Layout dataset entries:
###
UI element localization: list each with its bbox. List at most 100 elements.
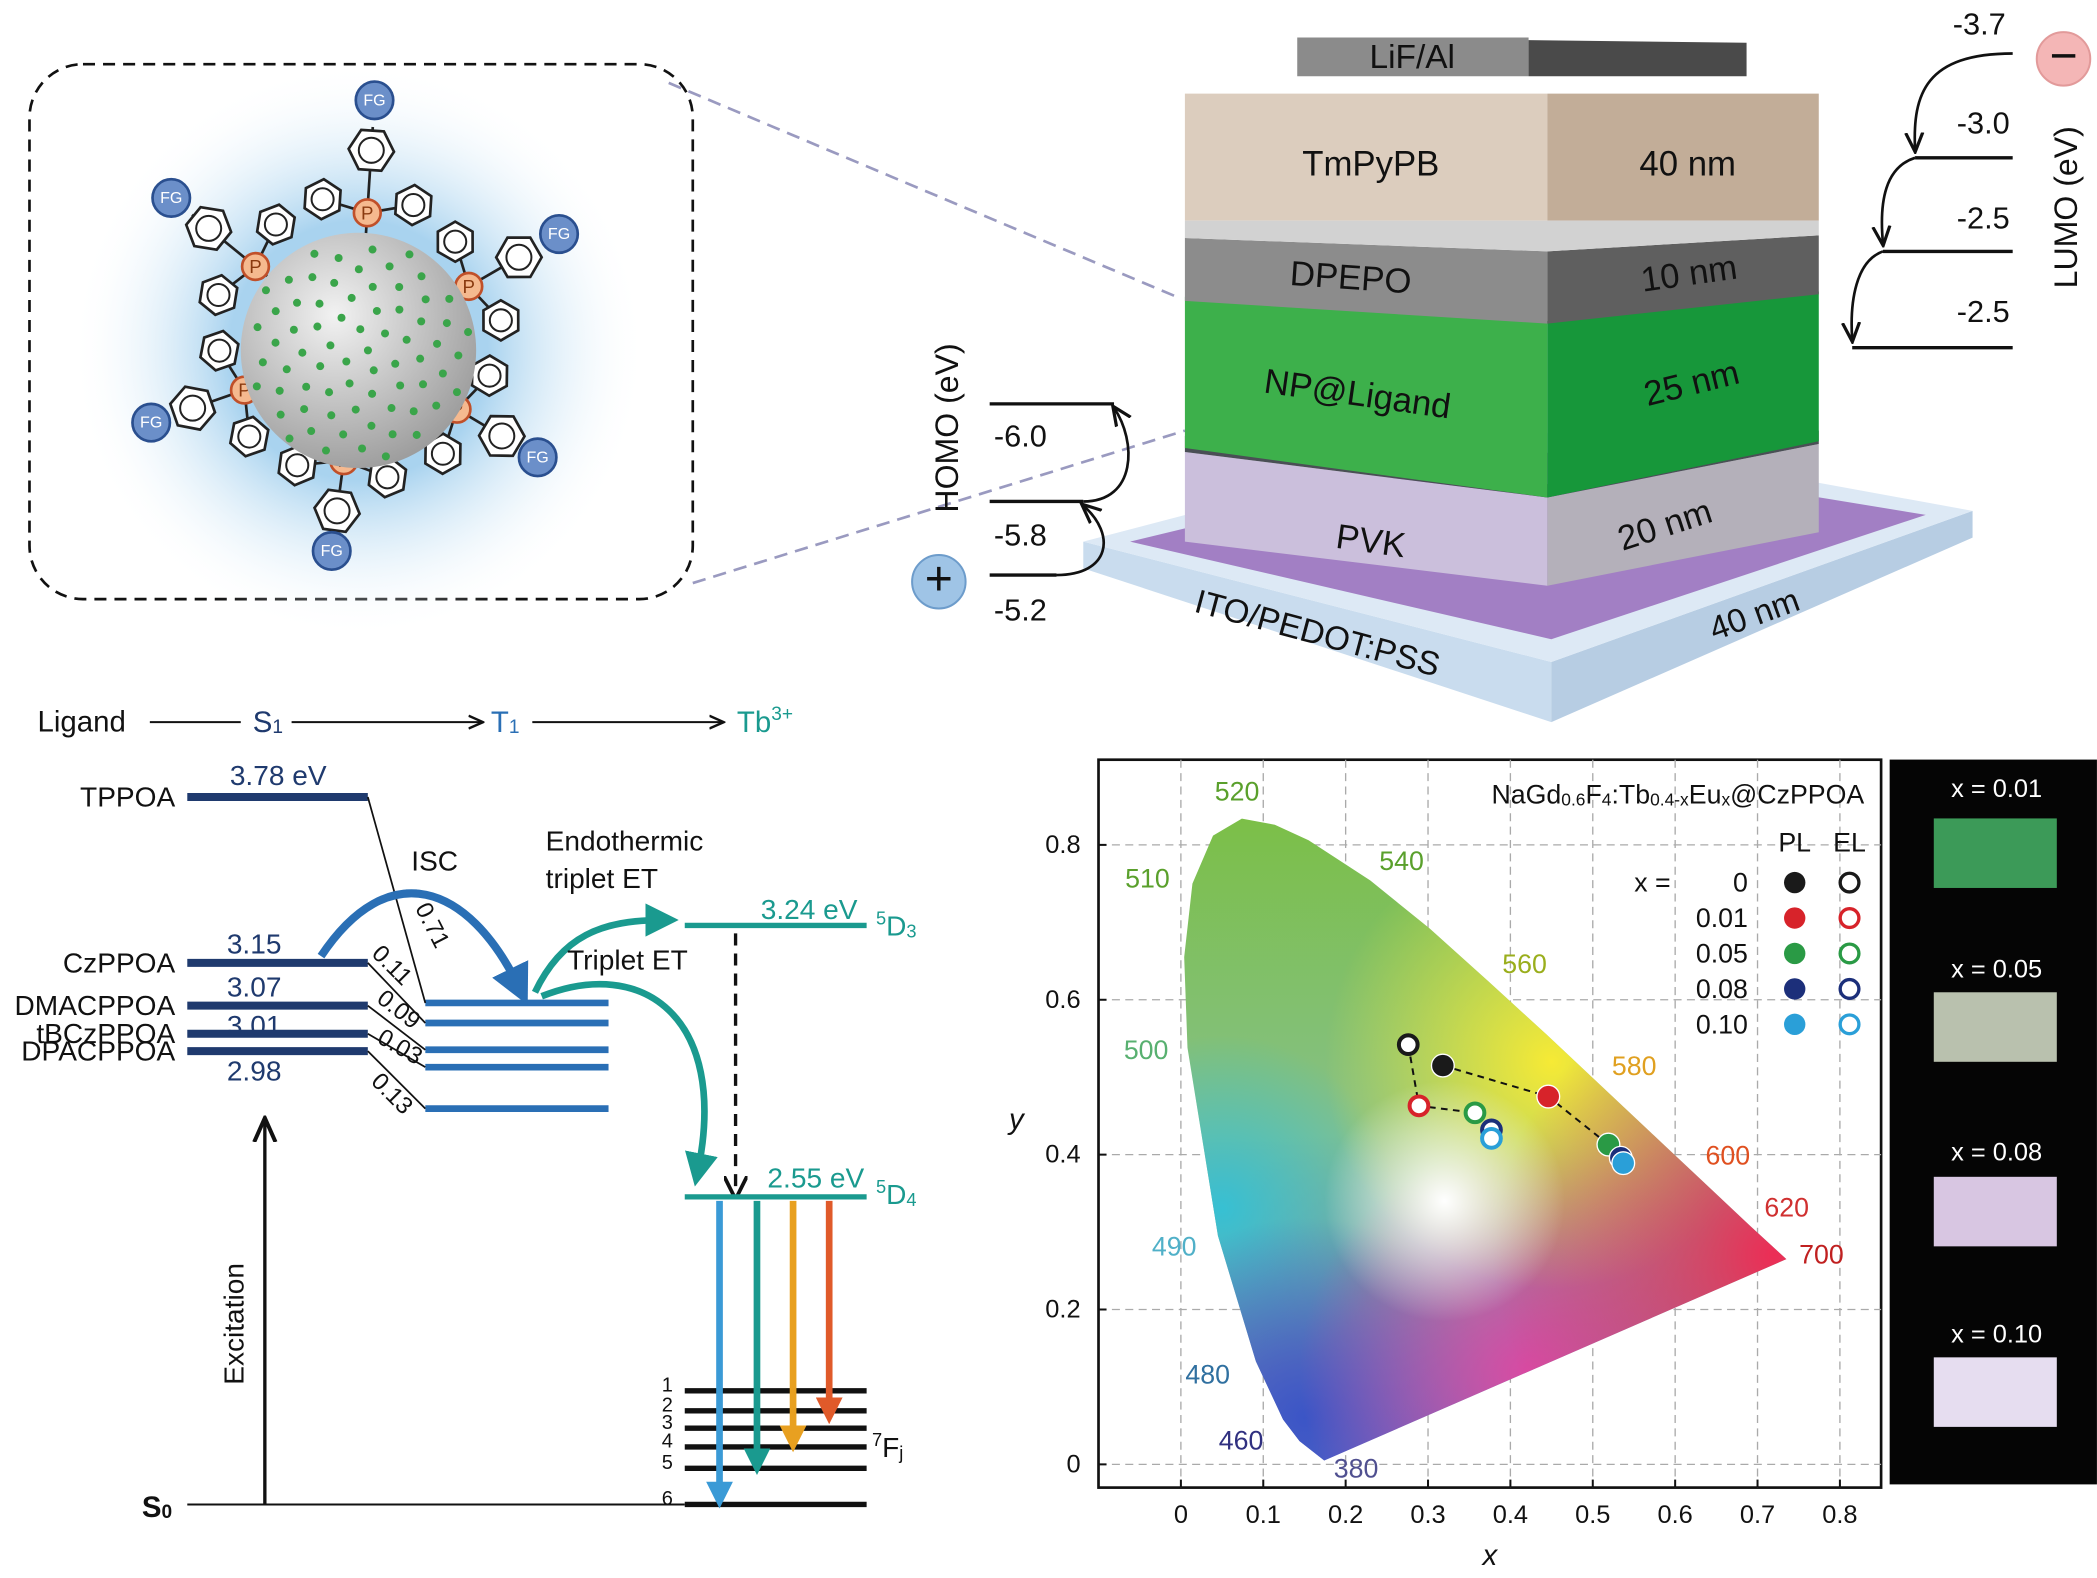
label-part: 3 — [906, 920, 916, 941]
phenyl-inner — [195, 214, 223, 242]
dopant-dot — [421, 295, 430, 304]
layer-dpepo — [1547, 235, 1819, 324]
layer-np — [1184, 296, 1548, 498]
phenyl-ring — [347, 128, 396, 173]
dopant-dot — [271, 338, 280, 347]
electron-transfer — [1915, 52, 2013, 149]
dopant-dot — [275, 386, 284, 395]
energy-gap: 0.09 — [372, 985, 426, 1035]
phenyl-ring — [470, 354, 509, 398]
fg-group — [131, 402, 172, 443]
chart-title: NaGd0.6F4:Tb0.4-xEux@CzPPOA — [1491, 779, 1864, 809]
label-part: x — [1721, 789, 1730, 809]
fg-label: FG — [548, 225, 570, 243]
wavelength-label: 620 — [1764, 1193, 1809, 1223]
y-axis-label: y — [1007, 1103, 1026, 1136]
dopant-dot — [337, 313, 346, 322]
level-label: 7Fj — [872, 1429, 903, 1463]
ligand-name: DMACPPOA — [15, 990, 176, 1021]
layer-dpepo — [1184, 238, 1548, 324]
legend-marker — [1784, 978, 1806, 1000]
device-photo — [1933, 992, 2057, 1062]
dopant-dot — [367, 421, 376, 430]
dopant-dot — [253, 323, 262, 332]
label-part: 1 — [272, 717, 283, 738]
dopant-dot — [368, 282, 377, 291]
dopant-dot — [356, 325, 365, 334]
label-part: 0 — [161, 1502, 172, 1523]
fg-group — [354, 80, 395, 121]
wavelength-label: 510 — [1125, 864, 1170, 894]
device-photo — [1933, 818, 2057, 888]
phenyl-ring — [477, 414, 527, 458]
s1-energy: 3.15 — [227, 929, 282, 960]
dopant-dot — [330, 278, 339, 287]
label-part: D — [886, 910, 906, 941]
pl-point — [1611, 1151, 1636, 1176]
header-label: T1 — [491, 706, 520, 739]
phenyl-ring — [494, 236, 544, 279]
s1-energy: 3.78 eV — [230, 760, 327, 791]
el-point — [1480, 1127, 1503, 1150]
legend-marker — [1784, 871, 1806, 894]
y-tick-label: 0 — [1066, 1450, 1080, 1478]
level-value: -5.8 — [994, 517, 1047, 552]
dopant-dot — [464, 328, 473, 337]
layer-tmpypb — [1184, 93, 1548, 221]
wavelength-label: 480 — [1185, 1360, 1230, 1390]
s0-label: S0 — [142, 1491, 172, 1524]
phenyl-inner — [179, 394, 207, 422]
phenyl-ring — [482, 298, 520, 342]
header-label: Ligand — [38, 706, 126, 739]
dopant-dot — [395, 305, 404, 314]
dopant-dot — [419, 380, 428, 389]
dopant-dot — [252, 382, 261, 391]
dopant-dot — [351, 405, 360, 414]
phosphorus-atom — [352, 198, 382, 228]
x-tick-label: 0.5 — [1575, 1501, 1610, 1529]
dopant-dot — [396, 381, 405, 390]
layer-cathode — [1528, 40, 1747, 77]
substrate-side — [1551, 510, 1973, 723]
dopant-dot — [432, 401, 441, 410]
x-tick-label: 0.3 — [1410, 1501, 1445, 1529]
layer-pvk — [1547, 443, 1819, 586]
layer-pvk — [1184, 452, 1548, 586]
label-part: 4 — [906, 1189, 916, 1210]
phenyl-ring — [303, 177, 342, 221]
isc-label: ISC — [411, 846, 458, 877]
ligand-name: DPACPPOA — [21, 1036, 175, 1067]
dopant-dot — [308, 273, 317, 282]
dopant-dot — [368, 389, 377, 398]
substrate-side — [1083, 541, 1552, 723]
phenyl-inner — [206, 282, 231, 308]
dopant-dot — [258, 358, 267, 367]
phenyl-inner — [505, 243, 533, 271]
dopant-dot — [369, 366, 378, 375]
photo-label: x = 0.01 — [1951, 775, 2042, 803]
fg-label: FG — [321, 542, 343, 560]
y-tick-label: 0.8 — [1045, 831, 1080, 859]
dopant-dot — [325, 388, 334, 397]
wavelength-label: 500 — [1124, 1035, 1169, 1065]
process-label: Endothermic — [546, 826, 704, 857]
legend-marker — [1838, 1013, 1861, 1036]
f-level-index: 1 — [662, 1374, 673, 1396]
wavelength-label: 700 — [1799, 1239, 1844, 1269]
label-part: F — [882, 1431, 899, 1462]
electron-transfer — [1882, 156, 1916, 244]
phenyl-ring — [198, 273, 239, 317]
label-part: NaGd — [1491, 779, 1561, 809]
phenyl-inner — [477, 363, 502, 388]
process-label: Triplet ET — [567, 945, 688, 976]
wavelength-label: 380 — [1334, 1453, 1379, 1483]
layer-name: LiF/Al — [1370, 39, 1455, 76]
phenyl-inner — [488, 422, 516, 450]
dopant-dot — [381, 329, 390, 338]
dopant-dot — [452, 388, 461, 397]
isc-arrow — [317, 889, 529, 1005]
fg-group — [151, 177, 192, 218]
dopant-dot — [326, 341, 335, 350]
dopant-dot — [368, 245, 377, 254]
###
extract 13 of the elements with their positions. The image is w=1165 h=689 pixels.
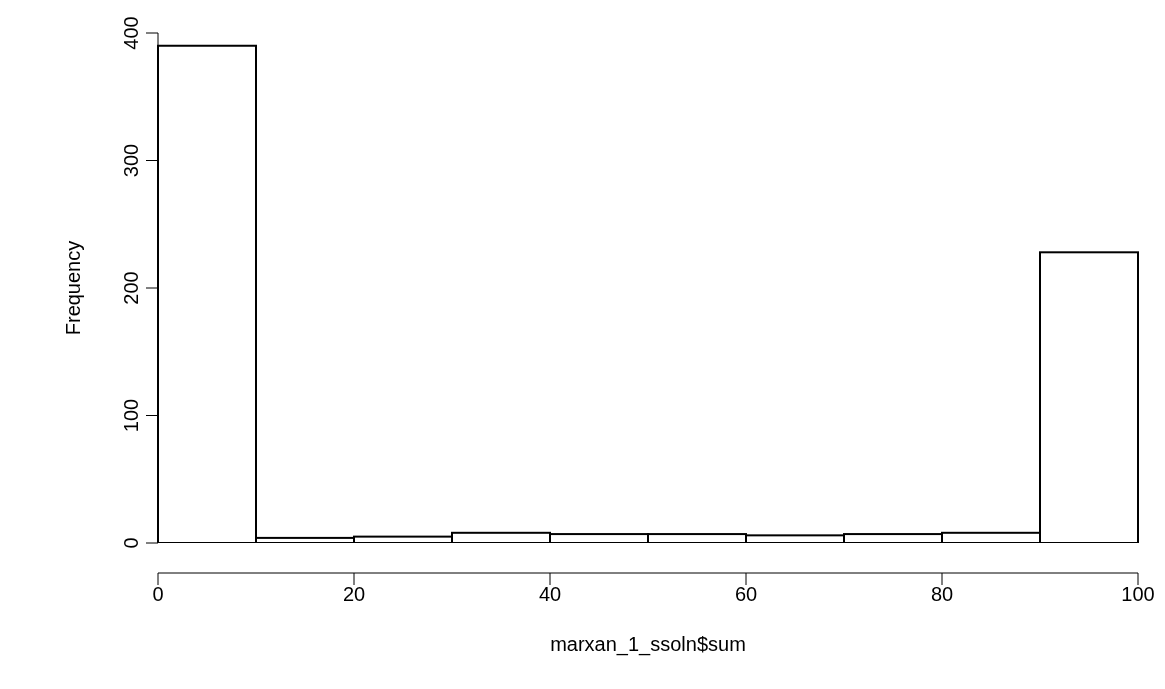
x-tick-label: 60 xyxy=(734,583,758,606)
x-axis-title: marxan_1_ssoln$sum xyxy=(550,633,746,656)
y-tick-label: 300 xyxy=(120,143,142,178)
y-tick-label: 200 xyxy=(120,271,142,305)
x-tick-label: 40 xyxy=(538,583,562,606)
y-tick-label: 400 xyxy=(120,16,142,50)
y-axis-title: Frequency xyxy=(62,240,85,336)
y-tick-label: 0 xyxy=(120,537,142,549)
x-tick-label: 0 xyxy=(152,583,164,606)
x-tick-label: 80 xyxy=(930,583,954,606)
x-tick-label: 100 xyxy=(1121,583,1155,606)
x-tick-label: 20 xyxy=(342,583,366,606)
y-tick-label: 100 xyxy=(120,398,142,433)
###
Retype the material verbatim, starting at the line that contains "extract 13 of" and stopping after the line that contains "y-tick-label: 100 xyxy=(120,398,142,433)". Omit the pictures from your answer.

_Solved exercise_:
extract 13 of the elements with their positions. The image is w=1165 h=689 pixels.
x-tick-label: 60 xyxy=(734,583,758,606)
x-axis-title: marxan_1_ssoln$sum xyxy=(550,633,746,656)
y-tick-label: 300 xyxy=(120,143,142,178)
y-tick-label: 200 xyxy=(120,271,142,305)
x-tick-label: 40 xyxy=(538,583,562,606)
y-tick-label: 400 xyxy=(120,16,142,50)
y-axis-title: Frequency xyxy=(62,240,85,336)
y-tick-label: 0 xyxy=(120,537,142,549)
x-tick-label: 0 xyxy=(152,583,164,606)
x-tick-label: 80 xyxy=(930,583,954,606)
x-tick-label: 100 xyxy=(1121,583,1155,606)
x-tick-label: 20 xyxy=(342,583,366,606)
y-tick-label: 100 xyxy=(120,398,142,433)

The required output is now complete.